──────── Material for this exercise

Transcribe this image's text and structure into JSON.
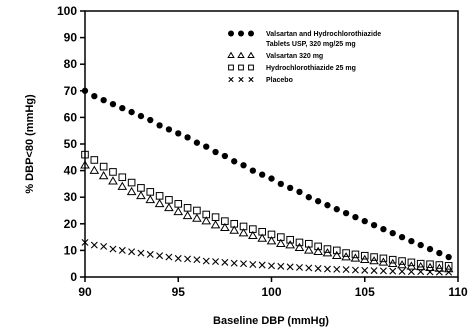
{
  "chart_data": {
    "type": "scatter",
    "xlabel": "Baseline DBP (mmHg)",
    "ylabel": "% DBP<80 (mmHg)",
    "xlim": [
      90,
      110
    ],
    "ylim": [
      0,
      100
    ],
    "x_ticks": [
      "90",
      "95",
      "100",
      "105",
      "110"
    ],
    "y_ticks": [
      "0",
      "10",
      "20",
      "30",
      "40",
      "50",
      "60",
      "70",
      "80",
      "90",
      "100"
    ],
    "grid": false,
    "legend_position": "top-right",
    "legend": [
      {
        "marker": "filled-circle",
        "lines": [
          "Valsartan and Hydrochlorothiazide",
          "Tablets USP, 320 mg/25 mg"
        ]
      },
      {
        "marker": "triangle",
        "lines": [
          "Valsartan 320 mg"
        ]
      },
      {
        "marker": "square",
        "lines": [
          "Hydrochlorothiazide 25 mg"
        ]
      },
      {
        "marker": "x",
        "lines": [
          "Placebo"
        ]
      }
    ],
    "series": [
      {
        "name": "Valsartan and Hydrochlorothiazide Tablets USP, 320 mg/25 mg",
        "marker": "filled-circle",
        "color": "#000000",
        "x": [
          90,
          90.5,
          91,
          91.5,
          92,
          92.5,
          93,
          93.5,
          94,
          94.5,
          95,
          95.5,
          96,
          96.5,
          97,
          97.5,
          98,
          98.5,
          99,
          99.5,
          100,
          100.5,
          101,
          101.5,
          102,
          102.5,
          103,
          103.5,
          104,
          104.5,
          105,
          105.5,
          106,
          106.5,
          107,
          107.5,
          108,
          108.5,
          109,
          109.5
        ],
        "y": [
          70,
          68,
          66.5,
          65,
          63.5,
          62,
          60.5,
          59,
          57,
          55.5,
          54,
          52.5,
          50.5,
          49,
          47,
          45.5,
          43.5,
          42,
          40,
          38.5,
          37,
          35,
          33.5,
          32,
          30,
          28.5,
          27,
          25.5,
          24,
          22.5,
          21,
          19.5,
          18,
          16.5,
          15,
          13.5,
          12,
          10.5,
          9,
          7.5
        ]
      },
      {
        "name": "Valsartan 320 mg",
        "marker": "triangle",
        "color": "#000000",
        "x": [
          90,
          90.5,
          91,
          91.5,
          92,
          92.5,
          93,
          93.5,
          94,
          94.5,
          95,
          95.5,
          96,
          96.5,
          97,
          97.5,
          98,
          98.5,
          99,
          99.5,
          100,
          100.5,
          101,
          101.5,
          102,
          102.5,
          103,
          103.5,
          104,
          104.5,
          105,
          105.5,
          106,
          106.5,
          107,
          107.5,
          108,
          108.5,
          109,
          109.5
        ],
        "y": [
          42,
          40,
          38,
          36,
          34,
          32,
          30.5,
          29,
          27.5,
          26,
          24.5,
          23,
          22,
          21,
          19.5,
          18.5,
          17.5,
          16.5,
          15.5,
          14.5,
          13.5,
          12.5,
          12,
          11,
          10,
          9.5,
          9,
          8,
          7.5,
          7,
          6.5,
          6,
          5.5,
          5,
          4.5,
          4,
          3.8,
          3.5,
          3.2,
          3
        ]
      },
      {
        "name": "Hydrochlorothiazide 25 mg",
        "marker": "square",
        "color": "#000000",
        "x": [
          90,
          90.5,
          91,
          91.5,
          92,
          92.5,
          93,
          93.5,
          94,
          94.5,
          95,
          95.5,
          96,
          96.5,
          97,
          97.5,
          98,
          98.5,
          99,
          99.5,
          100,
          100.5,
          101,
          101.5,
          102,
          102.5,
          103,
          103.5,
          104,
          104.5,
          105,
          105.5,
          106,
          106.5,
          107,
          107.5,
          108,
          108.5,
          109,
          109.5
        ],
        "y": [
          46,
          44,
          41.5,
          39.5,
          37.5,
          35.5,
          33.5,
          32,
          30.5,
          29,
          27.5,
          26,
          25,
          23.5,
          22.5,
          21,
          20,
          19,
          18,
          17,
          16,
          15,
          14,
          13,
          12.5,
          11.5,
          10.5,
          10,
          9,
          8.5,
          8,
          7.5,
          7,
          6.5,
          6,
          5.5,
          5,
          4.8,
          4.5,
          4.2
        ]
      },
      {
        "name": "Placebo",
        "marker": "x",
        "color": "#000000",
        "x": [
          90,
          90.5,
          91,
          91.5,
          92,
          92.5,
          93,
          93.5,
          94,
          94.5,
          95,
          95.5,
          96,
          96.5,
          97,
          97.5,
          98,
          98.5,
          99,
          99.5,
          100,
          100.5,
          101,
          101.5,
          102,
          102.5,
          103,
          103.5,
          104,
          104.5,
          105,
          105.5,
          106,
          106.5,
          107,
          107.5,
          108,
          108.5,
          109,
          109.5
        ],
        "y": [
          13,
          12,
          11.5,
          10.5,
          10,
          9.5,
          9,
          8.5,
          8,
          7.5,
          7,
          6.8,
          6.5,
          6,
          5.8,
          5.5,
          5.2,
          5,
          4.7,
          4.5,
          4.2,
          4,
          3.8,
          3.6,
          3.4,
          3.2,
          3,
          2.9,
          2.8,
          2.6,
          2.5,
          2.4,
          2.3,
          2.2,
          2.1,
          2,
          2,
          1.9,
          1.8,
          1.8
        ]
      }
    ]
  }
}
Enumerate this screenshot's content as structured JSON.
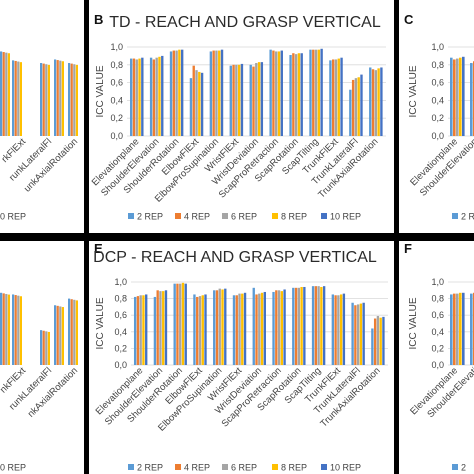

────────────────

● **Work to do**
Repeat the data in full and exactly. Omit pictures.

● **Solution**
Transcribe this image's text and structure into JSON.
{
  "chart_data": {
    "type": "scatter",
    "xlabel": "Baseline DBP (mmHg)",
    "ylabel": "% DBP<80 (mmHg)",
    "xlim": [
      90,
      110
    ],
    "ylim": [
      0,
      100
    ],
    "x_ticks": [
      "90",
      "95",
      "100",
      "105",
      "110"
    ],
    "y_ticks": [
      "0",
      "10",
      "20",
      "30",
      "40",
      "50",
      "60",
      "70",
      "80",
      "90",
      "100"
    ],
    "grid": false,
    "legend_position": "top-right",
    "legend": [
      {
        "marker": "filled-circle",
        "lines": [
          "Valsartan and Hydrochlorothiazide",
          "Tablets USP, 320 mg/25 mg"
        ]
      },
      {
        "marker": "triangle",
        "lines": [
          "Valsartan 320 mg"
        ]
      },
      {
        "marker": "square",
        "lines": [
          "Hydrochlorothiazide 25 mg"
        ]
      },
      {
        "marker": "x",
        "lines": [
          "Placebo"
        ]
      }
    ],
    "series": [
      {
        "name": "Valsartan and Hydrochlorothiazide Tablets USP, 320 mg/25 mg",
        "marker": "filled-circle",
        "color": "#000000",
        "x": [
          90,
          90.5,
          91,
          91.5,
          92,
          92.5,
          93,
          93.5,
          94,
          94.5,
          95,
          95.5,
          96,
          96.5,
          97,
          97.5,
          98,
          98.5,
          99,
          99.5,
          100,
          100.5,
          101,
          101.5,
          102,
          102.5,
          103,
          103.5,
          104,
          104.5,
          105,
          105.5,
          106,
          106.5,
          107,
          107.5,
          108,
          108.5,
          109,
          109.5
        ],
        "y": [
          70,
          68,
          66.5,
          65,
          63.5,
          62,
          60.5,
          59,
          57,
          55.5,
          54,
          52.5,
          50.5,
          49,
          47,
          45.5,
          43.5,
          42,
          40,
          38.5,
          37,
          35,
          33.5,
          32,
          30,
          28.5,
          27,
          25.5,
          24,
          22.5,
          21,
          19.5,
          18,
          16.5,
          15,
          13.5,
          12,
          10.5,
          9,
          7.5
        ]
      },
      {
        "name": "Valsartan 320 mg",
        "marker": "triangle",
        "color": "#000000",
        "x": [
          90,
          90.5,
          91,
          91.5,
          92,
          92.5,
          93,
          93.5,
          94,
          94.5,
          95,
          95.5,
          96,
          96.5,
          97,
          97.5,
          98,
          98.5,
          99,
          99.5,
          100,
          100.5,
          101,
          101.5,
          102,
          102.5,
          103,
          103.5,
          104,
          104.5,
          105,
          105.5,
          106,
          106.5,
          107,
          107.5,
          108,
          108.5,
          109,
          109.5
        ],
        "y": [
          42,
          40,
          38,
          36,
          34,
          32,
          30.5,
          29,
          27.5,
          26,
          24.5,
          23,
          22,
          21,
          19.5,
          18.5,
          17.5,
          16.5,
          15.5,
          14.5,
          13.5,
          12.5,
          12,
          11,
          10,
          9.5,
          9,
          8,
          7.5,
          7,
          6.5,
          6,
          5.5,
          5,
          4.5,
          4,
          3.8,
          3.5,
          3.2,
          3
        ]
      },
      {
        "name": "Hydrochlorothiazide 25 mg",
        "marker": "square",
        "color": "#000000",
        "x": [
          90,
          90.5,
          91,
          91.5,
          92,
          92.5,
          93,
          93.5,
          94,
          94.5,
          95,
          95.5,
          96,
          96.5,
          97,
          97.5,
          98,
          98.5,
          99,
          99.5,
          100,
          100.5,
          101,
          101.5,
          102,
          102.5,
          103,
          103.5,
          104,
          104.5,
          105,
          105.5,
          106,
          106.5,
          107,
          107.5,
          108,
          108.5,
          109,
          109.5
        ],
        "y": [
          46,
          44,
          41.5,
          39.5,
          37.5,
          35.5,
          33.5,
          32,
          30.5,
          29,
          27.5,
          26,
          25,
          23.5,
          22.5,
          21,
          20,
          19,
          18,
          17,
          16,
          15,
          14,
          13,
          12.5,
          11.5,
          10.5,
          10,
          9,
          8.5,
          8,
          7.5,
          7,
          6.5,
          6,
          5.5,
          5,
          4.8,
          4.5,
          4.2
        ]
      },
      {
        "name": "Placebo",
        "marker": "x",
        "color": "#000000",
        "x": [
          90,
          90.5,
          91,
          91.5,
          92,
          92.5,
          93,
          93.5,
          94,
          94.5,
          95,
          95.5,
          96,
          96.5,
          97,
          97.5,
          98,
          98.5,
          99,
          99.5,
          100,
          100.5,
          101,
          101.5,
          102,
          102.5,
          103,
          103.5,
          104,
          104.5,
          105,
          105.5,
          106,
          106.5,
          107,
          107.5,
          108,
          108.5,
          109,
          109.5
        ],
        "y": [
          13,
          12,
          11.5,
          10.5,
          10,
          9.5,
          9,
          8.5,
          8,
          7.5,
          7,
          6.8,
          6.5,
          6,
          5.8,
          5.5,
          5.2,
          5,
          4.7,
          4.5,
          4.2,
          4,
          3.8,
          3.6,
          3.4,
          3.2,
          3,
          2.9,
          2.8,
          2.6,
          2.5,
          2.4,
          2.3,
          2.2,
          2.1,
          2,
          2,
          1.9,
          1.8,
          1.8
        ]
      }
    ]
  }
}
Enumerate this screenshot's content as structured JSON.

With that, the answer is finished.